• TASK TO COMPLETE: Reproduce all of the data that follows, character for character.

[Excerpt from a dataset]
════════════════
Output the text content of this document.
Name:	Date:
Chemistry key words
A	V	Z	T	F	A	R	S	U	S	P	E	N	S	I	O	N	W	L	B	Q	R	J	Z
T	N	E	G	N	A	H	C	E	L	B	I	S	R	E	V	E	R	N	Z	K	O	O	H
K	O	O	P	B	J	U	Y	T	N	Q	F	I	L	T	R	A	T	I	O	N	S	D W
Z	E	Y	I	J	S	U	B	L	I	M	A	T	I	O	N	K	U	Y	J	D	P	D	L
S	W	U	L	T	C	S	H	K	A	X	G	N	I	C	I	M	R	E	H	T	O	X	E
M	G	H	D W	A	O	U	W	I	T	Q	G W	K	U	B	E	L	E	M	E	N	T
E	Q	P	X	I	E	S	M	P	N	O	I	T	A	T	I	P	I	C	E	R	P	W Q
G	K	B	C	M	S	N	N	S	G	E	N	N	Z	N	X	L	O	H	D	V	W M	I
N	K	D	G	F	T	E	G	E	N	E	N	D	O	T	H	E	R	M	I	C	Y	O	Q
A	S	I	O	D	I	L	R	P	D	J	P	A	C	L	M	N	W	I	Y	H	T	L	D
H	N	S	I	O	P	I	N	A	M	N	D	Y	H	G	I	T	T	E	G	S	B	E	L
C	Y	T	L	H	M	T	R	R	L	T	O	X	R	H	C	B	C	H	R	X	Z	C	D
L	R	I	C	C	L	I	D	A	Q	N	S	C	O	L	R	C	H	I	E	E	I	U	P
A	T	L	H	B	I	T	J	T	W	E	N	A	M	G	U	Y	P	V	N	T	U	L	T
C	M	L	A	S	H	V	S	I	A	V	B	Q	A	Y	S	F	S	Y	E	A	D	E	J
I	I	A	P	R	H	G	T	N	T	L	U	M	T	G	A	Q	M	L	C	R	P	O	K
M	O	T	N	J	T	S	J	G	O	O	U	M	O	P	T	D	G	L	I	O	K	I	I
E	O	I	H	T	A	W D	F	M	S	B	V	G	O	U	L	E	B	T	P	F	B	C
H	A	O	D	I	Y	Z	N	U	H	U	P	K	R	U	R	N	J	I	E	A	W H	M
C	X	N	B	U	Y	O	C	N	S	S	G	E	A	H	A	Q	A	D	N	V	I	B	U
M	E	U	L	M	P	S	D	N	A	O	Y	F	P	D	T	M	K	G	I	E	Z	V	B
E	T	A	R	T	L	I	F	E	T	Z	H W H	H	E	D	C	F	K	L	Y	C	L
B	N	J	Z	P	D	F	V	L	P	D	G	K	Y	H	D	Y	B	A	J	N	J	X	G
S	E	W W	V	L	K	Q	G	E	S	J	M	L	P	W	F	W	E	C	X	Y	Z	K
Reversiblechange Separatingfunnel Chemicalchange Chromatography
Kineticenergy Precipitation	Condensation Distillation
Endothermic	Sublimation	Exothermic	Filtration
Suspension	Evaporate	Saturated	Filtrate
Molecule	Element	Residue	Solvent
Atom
════════════════
• ANSWER:
Output the text content of this document.
Name:	Date:
Chemistry key words
A	V	Z	T	F	A	R	S	U	S	P	E	N	S	I	O	N	W	L	B	Q	R	J	Z
T	N	E	G	N	A	H	C	E	L	B	I	S	R	E	V	E	R	N	Z	K	O	O	H
K	O	O	P	B	J	U	Y	T	N	Q	F	I	L	T	R	A	T	I	O	N	S	D W
Z	E	Y	I	J	S	U	B	L	I	M	A	T	I	O	N	K	U	Y	J	D	P	D	L
S	W	U	L	T	C	S	H	K	A	X	G	N	I	C	I	M	R	E	H	T	O	X	E
M	G	H	D W	A	O	U	W	I	T	Q	G W	K	U	B	E	L	E	M	E	N	T
E	Q	P	X	I	E	S	M	P	N	O	I	T	A	T	I	P	I	C	E	R	P	W Q
G	K	B	C	M	S	N	N	S	G	E	N	N	Z	N	X	L	O	H	D	V	W M	I
N	K	D	G	F	T	E	G	E	N	E	N	D	O	T	H	E	R	M	I	C	Y	O	Q
A	S	I	O	D	I	L	R	P	D	J	P	A	C	L	M	N	W	I	Y	H	T	L	D
H	N	S	I	O	P	I	N	A	M	N	D	Y	H	G	I	T	T	E	G	S	B	E	L
C	Y	T	L	H	M	T	R	R	L	T	O	X	R	H	C	B	C	H	R	X	Z	C	D
L	R	I	C	C	L	I	D	A	Q	N	S	C	O	L	R	C	H	I	E	E	I	U	P
A	T	L	H	B	I	T	J	T	W	E	N	A	M	G	U	Y	P	V	N	T	U	L	T
C	M	L	A	S	H	V	S	I	A	V	B	Q	A	Y	S	F	S	Y	E	A	D	E	J
I	I	A	P	R	H	G	T	N	T	L	U	M	T	G	A	Q	M	L	C	R	P	O	K
M	O	T	N	J	T	S	J	G	O	O	U	M	O	P	T	D	G	L	I	O	K	I	I
E	O	I	H	T	A	W D	F	M	S	B	V	G	O	U	L	E	B	T	P	F	B	C
H	A	O	D	I	Y	Z	N	U	H	U	P	K	R	U	R	N	J	I	E	A	W H	M
C	X	N	B	U	Y	O	C	N	S	S	G	E	A	H	A	Q	A	D	N	V	I	B	U
M	E	U	L	M	P	S	D	N	A	O	Y	F	P	D	T	M	K	G	I	E	Z	V	B
E	T	A	R	T	L	I	F	E	T	Z	H W H	H	E	D	C	F	K	L	Y	C	L
B	N	J	Z	P	D	F	V	L	P	D	G	K	Y	H	D	Y	B	A	J	N	J	X	G
S	E	W W	V	L	K	Q	G	E	S	J	M	L	P	W	F	W	E	C	X	Y	Z	K
Reversiblechange Separatingfunnel Chemicalchange Chromatography
Kineticenergy Precipitation	Condensation Distillation
Endothermic	Sublimation	Exothermic	Filtration
Suspension	Evaporate	Saturated	Filtrate
Molecule	Element	Residue	Solvent
Atom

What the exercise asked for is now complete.